### Requirements
Give back the full material, exactly as it reads.

>> begin Task input

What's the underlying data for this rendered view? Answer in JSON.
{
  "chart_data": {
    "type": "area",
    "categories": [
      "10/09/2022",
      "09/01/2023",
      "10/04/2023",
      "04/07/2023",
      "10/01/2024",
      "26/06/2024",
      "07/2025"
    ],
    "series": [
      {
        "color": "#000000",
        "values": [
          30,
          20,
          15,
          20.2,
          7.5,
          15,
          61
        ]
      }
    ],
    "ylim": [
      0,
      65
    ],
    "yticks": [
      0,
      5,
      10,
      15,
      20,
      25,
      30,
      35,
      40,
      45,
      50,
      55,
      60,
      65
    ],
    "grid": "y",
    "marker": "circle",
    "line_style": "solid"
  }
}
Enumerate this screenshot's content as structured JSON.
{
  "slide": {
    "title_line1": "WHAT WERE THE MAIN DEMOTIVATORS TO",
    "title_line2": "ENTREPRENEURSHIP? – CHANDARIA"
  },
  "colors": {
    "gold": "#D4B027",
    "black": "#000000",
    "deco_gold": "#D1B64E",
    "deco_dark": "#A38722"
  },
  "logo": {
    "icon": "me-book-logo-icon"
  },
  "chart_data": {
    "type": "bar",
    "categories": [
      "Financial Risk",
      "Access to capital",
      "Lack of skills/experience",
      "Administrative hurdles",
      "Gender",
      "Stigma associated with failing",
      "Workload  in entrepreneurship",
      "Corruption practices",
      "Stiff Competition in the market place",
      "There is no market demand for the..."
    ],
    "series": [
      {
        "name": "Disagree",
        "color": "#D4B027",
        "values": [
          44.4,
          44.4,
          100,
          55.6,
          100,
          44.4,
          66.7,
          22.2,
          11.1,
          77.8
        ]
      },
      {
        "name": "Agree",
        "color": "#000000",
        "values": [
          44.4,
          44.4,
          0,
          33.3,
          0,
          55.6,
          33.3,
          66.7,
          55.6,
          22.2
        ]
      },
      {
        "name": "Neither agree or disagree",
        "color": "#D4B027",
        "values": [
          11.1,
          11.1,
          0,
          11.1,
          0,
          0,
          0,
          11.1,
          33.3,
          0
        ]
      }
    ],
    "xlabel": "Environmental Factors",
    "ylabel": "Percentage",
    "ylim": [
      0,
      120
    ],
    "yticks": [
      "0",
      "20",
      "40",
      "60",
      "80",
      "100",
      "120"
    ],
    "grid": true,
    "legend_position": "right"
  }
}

>> end Task input

### Answer for this exercise
What's the underlying data for this rendered view? Answer in JSON.
{
  "chart_data": {
    "type": "area",
    "categories": [
      "10/09/2022",
      "09/01/2023",
      "10/04/2023",
      "04/07/2023",
      "10/01/2024",
      "26/06/2024",
      "07/2025"
    ],
    "series": [
      {
        "color": "#000000",
        "values": [
          30,
          20,
          15,
          20.2,
          7.5,
          15,
          61
        ]
      }
    ],
    "ylim": [
      0,
      65
    ],
    "yticks": [
      0,
      5,
      10,
      15,
      20,
      25,
      30,
      35,
      40,
      45,
      50,
      55,
      60,
      65
    ],
    "grid": "y",
    "marker": "circle",
    "line_style": "solid"
  }
}
Enumerate this screenshot's content as structured JSON.
{
  "slide": {
    "title_line1": "WHAT WERE THE MAIN DEMOTIVATORS TO",
    "title_line2": "ENTREPRENEURSHIP? – CHANDARIA"
  },
  "colors": {
    "gold": "#D4B027",
    "black": "#000000",
    "deco_gold": "#D1B64E",
    "deco_dark": "#A38722"
  },
  "logo": {
    "icon": "me-book-logo-icon"
  },
  "chart_data": {
    "type": "bar",
    "categories": [
      "Financial Risk",
      "Access to capital",
      "Lack of skills/experience",
      "Administrative hurdles",
      "Gender",
      "Stigma associated with failing",
      "Workload  in entrepreneurship",
      "Corruption practices",
      "Stiff Competition in the market place",
      "There is no market demand for the..."
    ],
    "series": [
      {
        "name": "Disagree",
        "color": "#D4B027",
        "values": [
          44.4,
          44.4,
          100,
          55.6,
          100,
          44.4,
          66.7,
          22.2,
          11.1,
          77.8
        ]
      },
      {
        "name": "Agree",
        "color": "#000000",
        "values": [
          44.4,
          44.4,
          0,
          33.3,
          0,
          55.6,
          33.3,
          66.7,
          55.6,
          22.2
        ]
      },
      {
        "name": "Neither agree or disagree",
        "color": "#D4B027",
        "values": [
          11.1,
          11.1,
          0,
          11.1,
          0,
          0,
          0,
          11.1,
          33.3,
          0
        ]
      }
    ],
    "xlabel": "Environmental Factors",
    "ylabel": "Percentage",
    "ylim": [
      0,
      120
    ],
    "yticks": [
      "0",
      "20",
      "40",
      "60",
      "80",
      "100",
      "120"
    ],
    "grid": true,
    "legend_position": "right"
  }
}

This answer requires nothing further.